*Aim of the task*
Copy the entries from the line containing "326, 70, 337]" through the line containing "exp-table: 13Grants and" character for character, with both of those lines included.

*Stored rows*
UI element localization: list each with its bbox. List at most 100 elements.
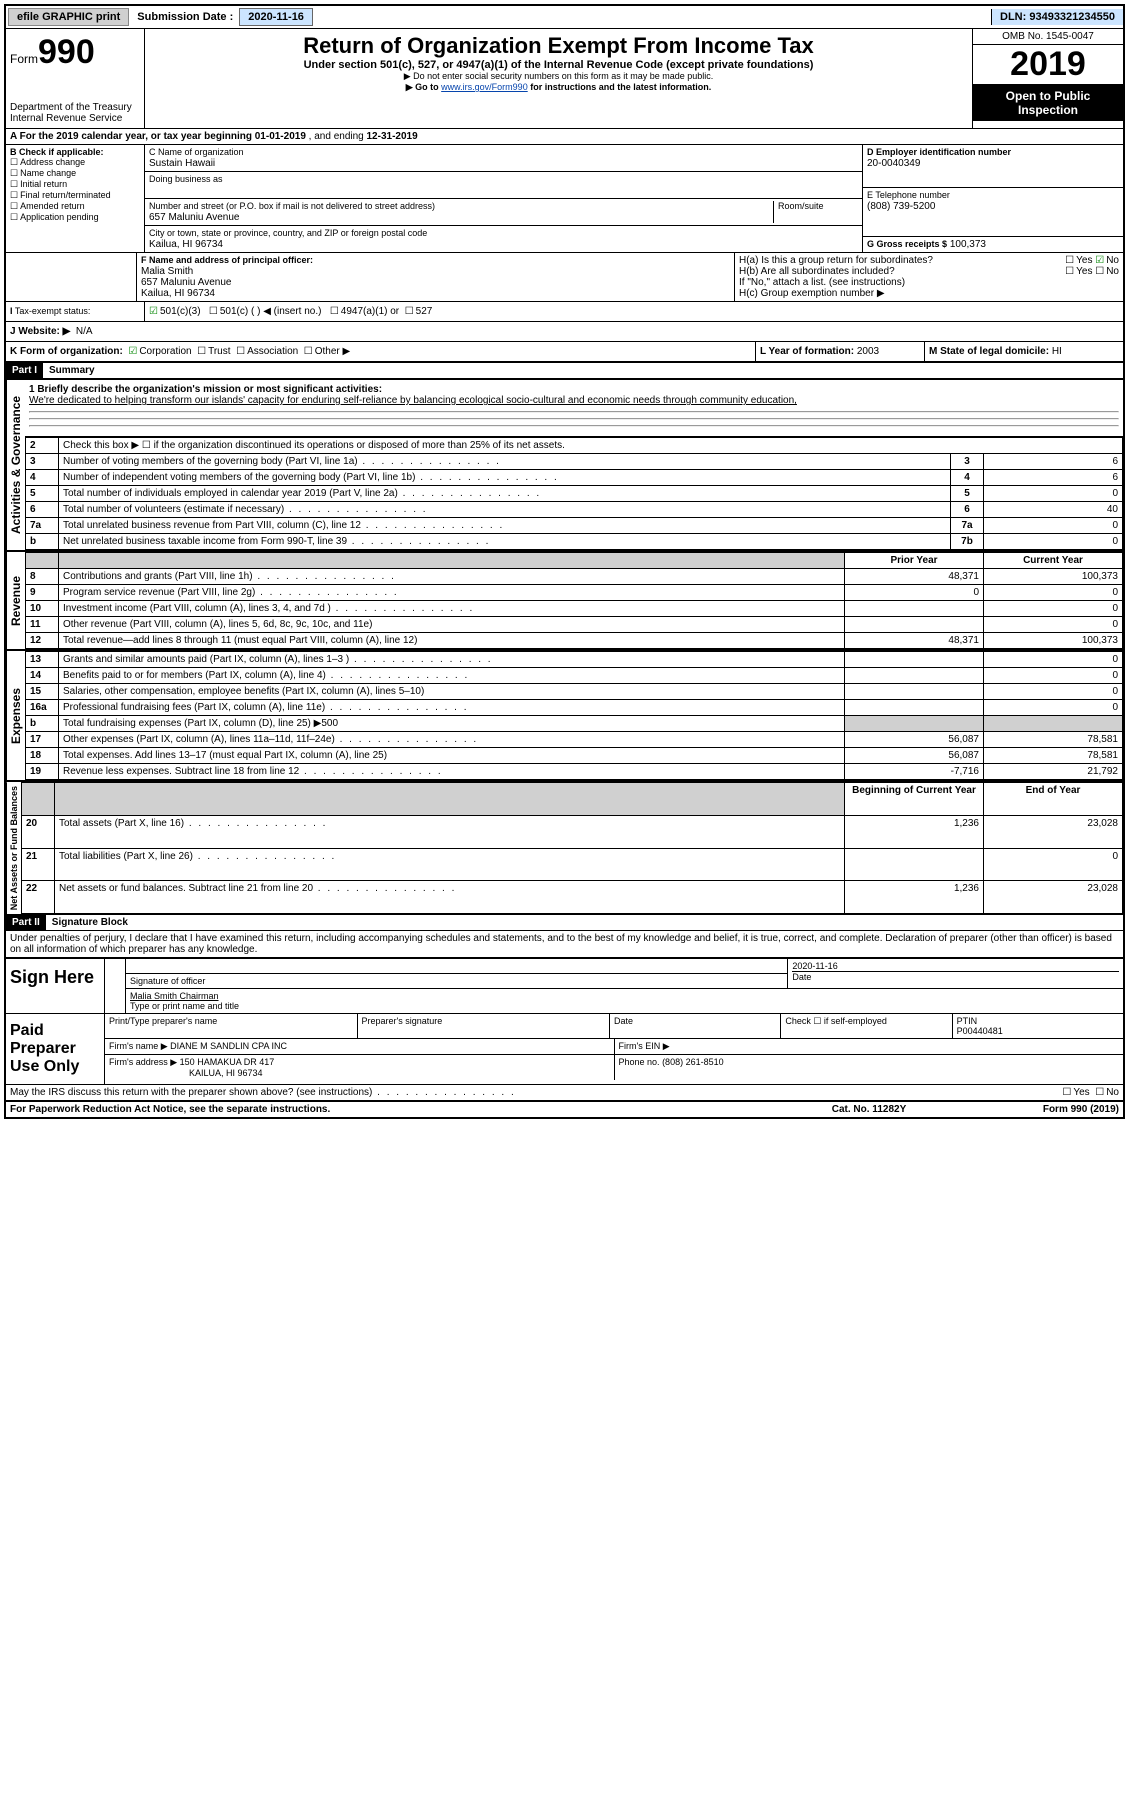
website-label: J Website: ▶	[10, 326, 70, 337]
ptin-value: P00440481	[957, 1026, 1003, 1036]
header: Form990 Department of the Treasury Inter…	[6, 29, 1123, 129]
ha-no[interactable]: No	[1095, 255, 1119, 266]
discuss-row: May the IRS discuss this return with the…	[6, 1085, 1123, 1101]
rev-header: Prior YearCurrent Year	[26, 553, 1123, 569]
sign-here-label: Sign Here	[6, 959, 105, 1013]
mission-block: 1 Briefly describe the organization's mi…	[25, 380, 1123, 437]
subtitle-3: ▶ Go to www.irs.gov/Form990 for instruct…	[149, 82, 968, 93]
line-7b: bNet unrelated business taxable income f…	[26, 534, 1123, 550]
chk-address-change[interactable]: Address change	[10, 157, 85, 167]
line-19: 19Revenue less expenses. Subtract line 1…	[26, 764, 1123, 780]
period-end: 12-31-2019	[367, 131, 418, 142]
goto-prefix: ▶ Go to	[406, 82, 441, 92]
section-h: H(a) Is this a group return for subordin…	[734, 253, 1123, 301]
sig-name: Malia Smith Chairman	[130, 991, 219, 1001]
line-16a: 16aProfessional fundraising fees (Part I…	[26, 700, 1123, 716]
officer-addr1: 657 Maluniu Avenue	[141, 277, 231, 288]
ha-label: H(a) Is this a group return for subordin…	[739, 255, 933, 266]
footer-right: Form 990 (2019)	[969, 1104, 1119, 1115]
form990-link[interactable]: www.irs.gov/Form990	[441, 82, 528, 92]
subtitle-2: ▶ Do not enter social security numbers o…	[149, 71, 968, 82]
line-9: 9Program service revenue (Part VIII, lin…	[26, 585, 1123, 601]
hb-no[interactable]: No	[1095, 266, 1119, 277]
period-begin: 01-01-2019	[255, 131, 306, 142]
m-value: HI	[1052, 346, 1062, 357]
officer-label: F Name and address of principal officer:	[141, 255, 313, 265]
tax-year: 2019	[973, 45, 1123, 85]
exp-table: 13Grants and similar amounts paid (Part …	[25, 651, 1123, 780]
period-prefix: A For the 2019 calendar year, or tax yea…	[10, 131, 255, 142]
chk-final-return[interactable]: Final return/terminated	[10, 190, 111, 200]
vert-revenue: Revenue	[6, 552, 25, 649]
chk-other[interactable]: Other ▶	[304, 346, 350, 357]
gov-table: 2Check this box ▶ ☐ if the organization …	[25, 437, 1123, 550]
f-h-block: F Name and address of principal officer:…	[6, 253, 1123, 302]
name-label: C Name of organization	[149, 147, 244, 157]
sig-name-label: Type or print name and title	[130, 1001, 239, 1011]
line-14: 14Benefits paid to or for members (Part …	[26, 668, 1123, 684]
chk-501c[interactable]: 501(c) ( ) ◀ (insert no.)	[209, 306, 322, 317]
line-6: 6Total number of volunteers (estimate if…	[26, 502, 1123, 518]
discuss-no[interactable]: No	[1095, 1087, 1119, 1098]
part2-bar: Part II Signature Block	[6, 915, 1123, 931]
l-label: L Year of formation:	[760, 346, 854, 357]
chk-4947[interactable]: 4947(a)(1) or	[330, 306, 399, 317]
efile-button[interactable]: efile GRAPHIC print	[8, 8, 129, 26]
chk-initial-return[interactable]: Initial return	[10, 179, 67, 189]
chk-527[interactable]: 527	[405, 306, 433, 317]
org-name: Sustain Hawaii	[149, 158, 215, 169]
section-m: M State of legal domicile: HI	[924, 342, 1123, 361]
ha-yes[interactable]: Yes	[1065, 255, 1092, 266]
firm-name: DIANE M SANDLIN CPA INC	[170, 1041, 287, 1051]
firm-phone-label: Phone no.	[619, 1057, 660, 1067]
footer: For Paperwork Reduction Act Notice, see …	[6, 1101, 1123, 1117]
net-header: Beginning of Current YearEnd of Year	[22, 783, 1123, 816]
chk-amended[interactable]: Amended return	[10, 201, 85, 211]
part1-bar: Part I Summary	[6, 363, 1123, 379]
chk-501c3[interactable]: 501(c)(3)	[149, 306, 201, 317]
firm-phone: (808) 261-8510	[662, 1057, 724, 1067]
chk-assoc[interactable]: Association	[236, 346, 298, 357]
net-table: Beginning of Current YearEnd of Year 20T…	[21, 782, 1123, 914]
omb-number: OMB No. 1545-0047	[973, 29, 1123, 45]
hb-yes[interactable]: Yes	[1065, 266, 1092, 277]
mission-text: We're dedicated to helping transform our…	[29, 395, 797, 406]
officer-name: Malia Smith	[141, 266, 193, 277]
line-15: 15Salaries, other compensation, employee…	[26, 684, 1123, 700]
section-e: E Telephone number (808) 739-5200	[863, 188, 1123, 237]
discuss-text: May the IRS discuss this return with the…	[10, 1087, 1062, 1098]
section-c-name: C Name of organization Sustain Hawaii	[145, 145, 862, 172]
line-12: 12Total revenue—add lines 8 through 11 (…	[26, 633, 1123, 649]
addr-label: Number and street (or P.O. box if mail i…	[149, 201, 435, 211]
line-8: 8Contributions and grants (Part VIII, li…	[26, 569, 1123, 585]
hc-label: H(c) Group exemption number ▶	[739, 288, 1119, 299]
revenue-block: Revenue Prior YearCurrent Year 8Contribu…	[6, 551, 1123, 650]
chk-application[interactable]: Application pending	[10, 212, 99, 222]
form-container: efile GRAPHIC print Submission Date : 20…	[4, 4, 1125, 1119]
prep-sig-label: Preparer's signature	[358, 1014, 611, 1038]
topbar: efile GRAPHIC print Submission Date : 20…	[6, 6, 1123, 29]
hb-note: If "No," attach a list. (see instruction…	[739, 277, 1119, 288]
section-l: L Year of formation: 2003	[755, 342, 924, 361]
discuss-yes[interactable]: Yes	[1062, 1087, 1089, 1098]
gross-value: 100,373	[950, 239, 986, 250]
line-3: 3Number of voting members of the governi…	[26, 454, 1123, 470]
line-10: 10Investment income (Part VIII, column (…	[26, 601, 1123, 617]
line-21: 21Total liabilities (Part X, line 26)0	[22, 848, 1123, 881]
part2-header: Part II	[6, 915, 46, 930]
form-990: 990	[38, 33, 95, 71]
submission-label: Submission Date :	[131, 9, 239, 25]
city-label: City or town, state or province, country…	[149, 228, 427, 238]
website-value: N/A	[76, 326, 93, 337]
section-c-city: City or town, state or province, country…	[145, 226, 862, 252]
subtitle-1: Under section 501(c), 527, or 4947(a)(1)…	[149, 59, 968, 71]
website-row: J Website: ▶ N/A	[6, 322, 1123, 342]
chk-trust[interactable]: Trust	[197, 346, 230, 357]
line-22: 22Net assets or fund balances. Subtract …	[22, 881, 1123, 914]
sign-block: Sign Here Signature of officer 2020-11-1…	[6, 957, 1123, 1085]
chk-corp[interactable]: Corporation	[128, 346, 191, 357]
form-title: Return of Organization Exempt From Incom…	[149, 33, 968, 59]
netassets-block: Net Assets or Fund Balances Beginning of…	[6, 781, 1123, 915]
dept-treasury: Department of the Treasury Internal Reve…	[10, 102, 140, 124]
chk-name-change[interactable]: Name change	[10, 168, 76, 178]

*Output of the task*
website-label: J Website: ▶	[10, 326, 70, 337]
ptin-value: P00440481	[957, 1026, 1003, 1036]
header: Form990 Department of the Treasury Inter…	[6, 29, 1123, 129]
ha-no[interactable]: No	[1095, 255, 1119, 266]
discuss-row: May the IRS discuss this return with the…	[6, 1085, 1123, 1101]
rev-header: Prior YearCurrent Year	[26, 553, 1123, 569]
sign-here-label: Sign Here	[6, 959, 105, 1013]
mission-block: 1 Briefly describe the organization's mi…	[25, 380, 1123, 437]
subtitle-3: ▶ Go to www.irs.gov/Form990 for instruct…	[149, 82, 968, 93]
line-7b: bNet unrelated business taxable income f…	[26, 534, 1123, 550]
chk-address-change[interactable]: Address change	[10, 157, 85, 167]
line-19: 19Revenue less expenses. Subtract line 1…	[26, 764, 1123, 780]
period-end: 12-31-2019	[367, 131, 418, 142]
goto-prefix: ▶ Go to	[406, 82, 441, 92]
section-h: H(a) Is this a group return for subordin…	[734, 253, 1123, 301]
sig-name: Malia Smith Chairman	[130, 991, 219, 1001]
line-16a: 16aProfessional fundraising fees (Part I…	[26, 700, 1123, 716]
officer-addr1: 657 Maluniu Avenue	[141, 277, 231, 288]
ha-label: H(a) Is this a group return for subordin…	[739, 255, 933, 266]
footer-right: Form 990 (2019)	[969, 1104, 1119, 1115]
form990-link[interactable]: www.irs.gov/Form990	[441, 82, 528, 92]
subtitle-2: ▶ Do not enter social security numbers o…	[149, 71, 968, 82]
line-9: 9Program service revenue (Part VIII, lin…	[26, 585, 1123, 601]
hb-no[interactable]: No	[1095, 266, 1119, 277]
period-begin: 01-01-2019	[255, 131, 306, 142]
m-value: HI	[1052, 346, 1062, 357]
officer-label: F Name and address of principal officer:	[141, 255, 313, 265]
tax-year: 2019	[973, 45, 1123, 85]
exp-table: 13Grants and similar amounts paid (Part …	[25, 651, 1123, 780]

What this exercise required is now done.